Rewrite as a JSON list of strings, one string per line and with blank lines omitted, the lines starting at the one containing "Patent image size: (739, 446)." and ending at the one containing "The key 134 is at (288, 202).".

SUPPLIED MATERIAL
<<<<

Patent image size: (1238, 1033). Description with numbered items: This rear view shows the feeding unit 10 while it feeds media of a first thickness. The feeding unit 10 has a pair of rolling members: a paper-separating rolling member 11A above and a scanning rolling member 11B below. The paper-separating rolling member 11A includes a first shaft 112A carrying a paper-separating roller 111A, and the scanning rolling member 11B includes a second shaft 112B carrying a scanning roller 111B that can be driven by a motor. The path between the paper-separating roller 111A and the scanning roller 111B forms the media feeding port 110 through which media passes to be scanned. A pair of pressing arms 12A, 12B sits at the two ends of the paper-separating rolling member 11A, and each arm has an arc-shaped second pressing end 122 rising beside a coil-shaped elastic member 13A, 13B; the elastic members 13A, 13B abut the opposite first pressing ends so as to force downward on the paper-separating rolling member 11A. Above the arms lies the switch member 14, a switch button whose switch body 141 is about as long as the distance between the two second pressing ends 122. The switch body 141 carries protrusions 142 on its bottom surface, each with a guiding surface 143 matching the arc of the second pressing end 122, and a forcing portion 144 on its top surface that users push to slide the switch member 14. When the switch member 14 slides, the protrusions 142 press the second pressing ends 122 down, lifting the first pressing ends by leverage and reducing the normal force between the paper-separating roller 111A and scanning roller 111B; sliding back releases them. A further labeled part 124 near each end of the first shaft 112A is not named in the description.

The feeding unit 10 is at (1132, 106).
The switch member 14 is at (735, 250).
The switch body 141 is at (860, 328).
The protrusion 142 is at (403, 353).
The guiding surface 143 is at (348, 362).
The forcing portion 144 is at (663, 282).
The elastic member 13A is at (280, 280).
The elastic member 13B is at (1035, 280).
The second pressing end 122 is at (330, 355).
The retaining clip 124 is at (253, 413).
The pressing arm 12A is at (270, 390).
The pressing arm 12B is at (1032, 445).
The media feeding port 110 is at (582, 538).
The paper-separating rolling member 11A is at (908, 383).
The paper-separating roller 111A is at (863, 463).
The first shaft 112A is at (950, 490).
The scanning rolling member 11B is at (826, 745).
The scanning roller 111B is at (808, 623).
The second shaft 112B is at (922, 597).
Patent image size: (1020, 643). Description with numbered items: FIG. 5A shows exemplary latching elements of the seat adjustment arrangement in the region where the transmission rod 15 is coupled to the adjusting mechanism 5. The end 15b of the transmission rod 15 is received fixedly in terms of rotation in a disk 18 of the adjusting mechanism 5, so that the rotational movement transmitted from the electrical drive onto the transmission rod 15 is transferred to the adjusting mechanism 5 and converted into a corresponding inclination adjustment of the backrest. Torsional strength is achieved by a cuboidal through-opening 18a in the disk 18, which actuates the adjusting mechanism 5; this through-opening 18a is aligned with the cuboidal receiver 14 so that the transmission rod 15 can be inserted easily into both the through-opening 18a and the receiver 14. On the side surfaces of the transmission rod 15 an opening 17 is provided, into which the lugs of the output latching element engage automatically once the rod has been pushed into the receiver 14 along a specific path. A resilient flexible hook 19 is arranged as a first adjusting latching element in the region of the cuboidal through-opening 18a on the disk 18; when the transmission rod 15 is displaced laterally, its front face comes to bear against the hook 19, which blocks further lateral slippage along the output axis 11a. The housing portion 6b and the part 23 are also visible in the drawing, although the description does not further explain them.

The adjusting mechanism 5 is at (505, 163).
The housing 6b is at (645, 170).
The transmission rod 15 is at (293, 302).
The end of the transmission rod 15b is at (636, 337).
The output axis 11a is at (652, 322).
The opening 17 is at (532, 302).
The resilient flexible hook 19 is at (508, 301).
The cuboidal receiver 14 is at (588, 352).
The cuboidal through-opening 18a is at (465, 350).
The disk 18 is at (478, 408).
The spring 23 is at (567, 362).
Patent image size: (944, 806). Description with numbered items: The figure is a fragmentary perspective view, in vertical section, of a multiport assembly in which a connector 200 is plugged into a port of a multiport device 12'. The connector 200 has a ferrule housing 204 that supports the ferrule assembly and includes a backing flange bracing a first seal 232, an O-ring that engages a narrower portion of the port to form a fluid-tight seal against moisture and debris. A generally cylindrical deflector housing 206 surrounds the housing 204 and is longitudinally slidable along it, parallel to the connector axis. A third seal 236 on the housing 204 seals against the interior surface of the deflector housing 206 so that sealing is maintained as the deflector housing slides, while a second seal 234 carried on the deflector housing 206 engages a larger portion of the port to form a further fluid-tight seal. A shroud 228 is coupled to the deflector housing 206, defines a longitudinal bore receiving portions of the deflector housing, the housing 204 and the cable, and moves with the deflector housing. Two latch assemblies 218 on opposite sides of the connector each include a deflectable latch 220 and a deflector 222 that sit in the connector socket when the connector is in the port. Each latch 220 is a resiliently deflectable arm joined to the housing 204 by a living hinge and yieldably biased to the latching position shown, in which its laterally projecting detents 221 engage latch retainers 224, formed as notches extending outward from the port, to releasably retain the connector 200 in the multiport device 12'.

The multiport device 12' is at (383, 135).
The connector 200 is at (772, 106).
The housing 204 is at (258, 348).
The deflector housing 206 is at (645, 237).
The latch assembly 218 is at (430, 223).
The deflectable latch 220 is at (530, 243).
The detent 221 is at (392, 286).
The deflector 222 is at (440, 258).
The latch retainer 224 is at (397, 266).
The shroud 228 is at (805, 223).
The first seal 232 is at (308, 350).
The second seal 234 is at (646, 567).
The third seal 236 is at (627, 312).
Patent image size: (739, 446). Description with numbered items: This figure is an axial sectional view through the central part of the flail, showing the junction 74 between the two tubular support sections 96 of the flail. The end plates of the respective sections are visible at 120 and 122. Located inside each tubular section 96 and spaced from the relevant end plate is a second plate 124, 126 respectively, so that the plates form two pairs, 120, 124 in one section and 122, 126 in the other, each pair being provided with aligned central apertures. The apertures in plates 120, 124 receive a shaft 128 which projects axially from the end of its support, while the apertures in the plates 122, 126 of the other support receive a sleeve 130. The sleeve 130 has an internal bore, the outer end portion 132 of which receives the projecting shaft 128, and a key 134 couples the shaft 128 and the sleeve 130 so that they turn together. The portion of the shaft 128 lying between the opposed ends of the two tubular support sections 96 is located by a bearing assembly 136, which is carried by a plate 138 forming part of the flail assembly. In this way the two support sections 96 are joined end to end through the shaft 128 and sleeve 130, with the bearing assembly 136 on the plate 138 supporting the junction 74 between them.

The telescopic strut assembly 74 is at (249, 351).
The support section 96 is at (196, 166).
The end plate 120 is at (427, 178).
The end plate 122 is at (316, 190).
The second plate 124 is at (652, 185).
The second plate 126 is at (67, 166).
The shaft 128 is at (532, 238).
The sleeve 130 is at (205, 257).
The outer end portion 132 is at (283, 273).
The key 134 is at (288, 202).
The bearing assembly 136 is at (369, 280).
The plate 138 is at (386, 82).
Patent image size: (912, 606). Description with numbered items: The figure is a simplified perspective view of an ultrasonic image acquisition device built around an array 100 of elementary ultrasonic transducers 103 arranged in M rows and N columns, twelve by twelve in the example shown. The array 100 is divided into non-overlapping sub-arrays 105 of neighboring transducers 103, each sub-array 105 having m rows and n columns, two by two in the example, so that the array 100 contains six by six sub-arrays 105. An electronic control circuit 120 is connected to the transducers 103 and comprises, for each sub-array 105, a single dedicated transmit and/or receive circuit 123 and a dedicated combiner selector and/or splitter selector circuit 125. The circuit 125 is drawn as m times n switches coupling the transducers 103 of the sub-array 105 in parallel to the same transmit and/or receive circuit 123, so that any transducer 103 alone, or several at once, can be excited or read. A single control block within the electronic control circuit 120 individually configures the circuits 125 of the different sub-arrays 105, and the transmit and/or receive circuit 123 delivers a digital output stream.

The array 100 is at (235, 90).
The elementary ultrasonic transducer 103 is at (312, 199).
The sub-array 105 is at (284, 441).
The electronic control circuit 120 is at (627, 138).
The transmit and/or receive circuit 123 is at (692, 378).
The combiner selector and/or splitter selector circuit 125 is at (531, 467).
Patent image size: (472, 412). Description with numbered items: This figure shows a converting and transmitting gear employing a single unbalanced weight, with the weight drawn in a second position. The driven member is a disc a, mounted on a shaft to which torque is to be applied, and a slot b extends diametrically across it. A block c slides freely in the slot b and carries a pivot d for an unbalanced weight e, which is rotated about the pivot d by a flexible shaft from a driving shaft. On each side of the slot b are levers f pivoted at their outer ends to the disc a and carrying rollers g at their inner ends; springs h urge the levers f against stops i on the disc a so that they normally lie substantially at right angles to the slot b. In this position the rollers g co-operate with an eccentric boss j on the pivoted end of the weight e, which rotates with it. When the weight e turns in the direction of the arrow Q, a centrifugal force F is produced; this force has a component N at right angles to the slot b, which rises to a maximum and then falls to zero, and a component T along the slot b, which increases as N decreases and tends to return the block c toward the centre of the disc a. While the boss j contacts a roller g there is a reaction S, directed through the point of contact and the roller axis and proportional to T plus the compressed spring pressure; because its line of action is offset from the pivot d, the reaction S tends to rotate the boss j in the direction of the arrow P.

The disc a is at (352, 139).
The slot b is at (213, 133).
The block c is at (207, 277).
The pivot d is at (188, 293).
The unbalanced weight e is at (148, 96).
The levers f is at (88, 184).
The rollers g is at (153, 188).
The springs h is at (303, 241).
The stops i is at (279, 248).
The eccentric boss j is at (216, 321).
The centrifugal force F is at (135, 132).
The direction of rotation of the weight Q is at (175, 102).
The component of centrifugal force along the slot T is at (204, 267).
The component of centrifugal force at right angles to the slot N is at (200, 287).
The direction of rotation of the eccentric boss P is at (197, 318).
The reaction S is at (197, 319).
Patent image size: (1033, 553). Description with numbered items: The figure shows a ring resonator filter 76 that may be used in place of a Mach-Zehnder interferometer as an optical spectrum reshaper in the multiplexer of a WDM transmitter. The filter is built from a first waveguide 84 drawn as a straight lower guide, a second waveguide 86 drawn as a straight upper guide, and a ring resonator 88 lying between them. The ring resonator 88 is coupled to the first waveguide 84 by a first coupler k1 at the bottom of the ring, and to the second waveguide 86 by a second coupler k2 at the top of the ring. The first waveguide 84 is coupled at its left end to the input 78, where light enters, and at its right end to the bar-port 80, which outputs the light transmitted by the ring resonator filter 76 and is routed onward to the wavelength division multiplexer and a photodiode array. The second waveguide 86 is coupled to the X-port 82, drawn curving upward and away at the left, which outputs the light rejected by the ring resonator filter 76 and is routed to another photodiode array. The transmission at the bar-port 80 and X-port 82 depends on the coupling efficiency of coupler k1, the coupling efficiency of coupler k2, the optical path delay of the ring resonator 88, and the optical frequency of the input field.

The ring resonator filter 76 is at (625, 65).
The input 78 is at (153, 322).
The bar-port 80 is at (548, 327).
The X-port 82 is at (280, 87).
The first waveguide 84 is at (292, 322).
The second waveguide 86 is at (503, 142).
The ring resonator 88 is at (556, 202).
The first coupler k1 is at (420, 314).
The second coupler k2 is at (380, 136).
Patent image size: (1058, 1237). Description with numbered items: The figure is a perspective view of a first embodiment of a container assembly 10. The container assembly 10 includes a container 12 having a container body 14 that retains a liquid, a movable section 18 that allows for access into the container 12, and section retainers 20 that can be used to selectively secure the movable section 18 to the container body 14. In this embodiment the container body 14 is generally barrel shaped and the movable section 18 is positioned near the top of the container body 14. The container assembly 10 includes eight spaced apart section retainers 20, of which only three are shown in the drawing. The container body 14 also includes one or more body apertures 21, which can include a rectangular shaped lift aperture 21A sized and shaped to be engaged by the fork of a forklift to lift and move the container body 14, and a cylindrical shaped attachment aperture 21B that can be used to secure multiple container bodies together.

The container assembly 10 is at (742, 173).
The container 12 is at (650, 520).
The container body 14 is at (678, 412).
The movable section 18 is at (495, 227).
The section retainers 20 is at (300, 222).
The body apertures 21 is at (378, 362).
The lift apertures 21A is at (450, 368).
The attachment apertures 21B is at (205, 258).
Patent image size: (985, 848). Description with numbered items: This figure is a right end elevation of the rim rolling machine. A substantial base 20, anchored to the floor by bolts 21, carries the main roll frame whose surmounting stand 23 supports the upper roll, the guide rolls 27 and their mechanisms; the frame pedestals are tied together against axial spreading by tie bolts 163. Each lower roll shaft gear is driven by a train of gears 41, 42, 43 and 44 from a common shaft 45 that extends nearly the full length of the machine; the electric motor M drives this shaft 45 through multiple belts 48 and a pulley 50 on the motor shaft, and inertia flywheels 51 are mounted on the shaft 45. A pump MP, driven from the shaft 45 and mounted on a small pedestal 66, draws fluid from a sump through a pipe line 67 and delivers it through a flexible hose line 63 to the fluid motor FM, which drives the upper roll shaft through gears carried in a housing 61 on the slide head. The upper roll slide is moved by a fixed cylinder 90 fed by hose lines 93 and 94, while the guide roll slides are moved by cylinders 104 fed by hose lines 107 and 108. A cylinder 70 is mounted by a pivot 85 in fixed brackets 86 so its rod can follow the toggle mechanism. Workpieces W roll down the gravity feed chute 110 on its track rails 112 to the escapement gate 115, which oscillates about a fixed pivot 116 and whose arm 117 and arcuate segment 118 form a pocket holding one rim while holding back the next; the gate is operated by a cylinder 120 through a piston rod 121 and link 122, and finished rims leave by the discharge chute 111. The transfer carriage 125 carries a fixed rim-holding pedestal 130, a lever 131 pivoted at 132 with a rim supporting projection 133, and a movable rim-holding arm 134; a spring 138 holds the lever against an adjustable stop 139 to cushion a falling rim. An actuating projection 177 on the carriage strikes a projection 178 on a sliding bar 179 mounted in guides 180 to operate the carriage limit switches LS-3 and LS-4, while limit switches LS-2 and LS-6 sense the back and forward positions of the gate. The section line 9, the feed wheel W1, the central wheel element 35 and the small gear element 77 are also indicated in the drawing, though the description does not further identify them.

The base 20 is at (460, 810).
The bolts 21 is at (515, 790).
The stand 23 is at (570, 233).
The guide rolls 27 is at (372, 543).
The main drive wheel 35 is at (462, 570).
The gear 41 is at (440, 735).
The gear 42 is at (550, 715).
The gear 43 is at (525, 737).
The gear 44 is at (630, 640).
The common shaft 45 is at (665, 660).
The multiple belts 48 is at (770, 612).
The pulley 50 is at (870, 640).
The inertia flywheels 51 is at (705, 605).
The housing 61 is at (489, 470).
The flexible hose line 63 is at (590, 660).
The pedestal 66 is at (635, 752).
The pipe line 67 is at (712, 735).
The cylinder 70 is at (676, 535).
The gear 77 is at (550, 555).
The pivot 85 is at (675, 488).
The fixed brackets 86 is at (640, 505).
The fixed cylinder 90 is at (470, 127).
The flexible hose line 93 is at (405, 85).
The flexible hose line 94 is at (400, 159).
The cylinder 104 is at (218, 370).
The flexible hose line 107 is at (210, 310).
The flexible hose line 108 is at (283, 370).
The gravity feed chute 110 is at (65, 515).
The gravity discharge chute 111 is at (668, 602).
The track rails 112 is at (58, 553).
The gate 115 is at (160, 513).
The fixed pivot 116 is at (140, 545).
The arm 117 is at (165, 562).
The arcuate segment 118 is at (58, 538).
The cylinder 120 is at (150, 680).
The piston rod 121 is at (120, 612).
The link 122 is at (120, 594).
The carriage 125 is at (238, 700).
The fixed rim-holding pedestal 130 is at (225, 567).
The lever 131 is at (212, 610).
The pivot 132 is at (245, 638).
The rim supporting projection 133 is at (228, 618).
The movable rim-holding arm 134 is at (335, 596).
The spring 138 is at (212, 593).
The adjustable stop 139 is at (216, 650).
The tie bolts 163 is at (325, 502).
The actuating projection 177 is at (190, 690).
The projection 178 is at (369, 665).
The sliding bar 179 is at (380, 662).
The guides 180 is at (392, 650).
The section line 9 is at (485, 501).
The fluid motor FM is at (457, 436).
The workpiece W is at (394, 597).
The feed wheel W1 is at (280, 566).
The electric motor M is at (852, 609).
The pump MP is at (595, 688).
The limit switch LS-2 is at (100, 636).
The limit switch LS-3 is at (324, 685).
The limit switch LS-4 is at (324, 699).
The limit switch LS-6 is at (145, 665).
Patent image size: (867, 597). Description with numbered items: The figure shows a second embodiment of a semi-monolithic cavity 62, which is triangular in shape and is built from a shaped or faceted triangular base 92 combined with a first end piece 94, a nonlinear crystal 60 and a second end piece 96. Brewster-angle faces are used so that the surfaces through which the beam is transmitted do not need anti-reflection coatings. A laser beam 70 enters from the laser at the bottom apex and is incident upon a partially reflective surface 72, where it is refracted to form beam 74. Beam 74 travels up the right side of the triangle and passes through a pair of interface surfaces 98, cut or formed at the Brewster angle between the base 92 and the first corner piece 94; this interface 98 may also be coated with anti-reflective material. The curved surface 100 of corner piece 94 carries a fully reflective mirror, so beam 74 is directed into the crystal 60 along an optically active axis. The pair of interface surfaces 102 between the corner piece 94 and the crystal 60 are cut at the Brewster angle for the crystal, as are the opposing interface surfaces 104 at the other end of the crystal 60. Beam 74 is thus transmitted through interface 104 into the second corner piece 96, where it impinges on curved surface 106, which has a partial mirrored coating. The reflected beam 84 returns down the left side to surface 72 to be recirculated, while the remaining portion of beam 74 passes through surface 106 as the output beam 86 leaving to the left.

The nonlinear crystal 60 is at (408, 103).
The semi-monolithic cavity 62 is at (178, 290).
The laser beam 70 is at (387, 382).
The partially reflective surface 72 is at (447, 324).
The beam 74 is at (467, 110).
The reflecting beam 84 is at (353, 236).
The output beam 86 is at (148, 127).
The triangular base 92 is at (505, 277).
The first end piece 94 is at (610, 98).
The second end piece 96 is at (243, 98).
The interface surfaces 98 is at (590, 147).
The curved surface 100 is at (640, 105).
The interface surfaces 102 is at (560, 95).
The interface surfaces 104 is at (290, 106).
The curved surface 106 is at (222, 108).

>>>>

SOLUTION TO THIS PROBLEM
[
  "Patent image size: (739, 446). Description with numbered items: This figure is an axial sectional view through the central part of the flail, showing the junction 74 between the two tubular support sections 96 of the flail. The end plates of the respective sections are visible at 120 and 122. Located inside each tubular section 96 and spaced from the relevant end plate is a second plate 124, 126 respectively, so that the plates form two pairs, 120, 124 in one section and 122, 126 in the other, each pair being provided with aligned central apertures. The apertures in plates 120, 124 receive a shaft 128 which projects axially from the end of its support, while the apertures in the plates 122, 126 of the other support receive a sleeve 130. The sleeve 130 has an internal bore, the outer end portion 132 of which receives the projecting shaft 128, and a key 134 couples the shaft 128 and the sleeve 130 so that they turn together. The portion of the shaft 128 lying between the opposed ends of the two tubular support sections 96 is located by a bearing assembly 136, which is carried by a plate 138 forming part of the flail assembly. In this way the two support sections 96 are joined end to end through the shaft 128 and sleeve 130, with the bearing assembly 136 on the plate 138 supporting the junction 74 between them.",
  "The telescopic strut assembly 74 is at (249, 351).",
  "The support section 96 is at (196, 166).",
  "The end plate 120 is at (427, 178).",
  "The end plate 122 is at (316, 190).",
  "The second plate 124 is at (652, 185).",
  "The second plate 126 is at (67, 166).",
  "The shaft 128 is at (532, 238).",
  "The sleeve 130 is at (205, 257).",
  "The outer end portion 132 is at (283, 273).",
  "The key 134 is at (288, 202)."
]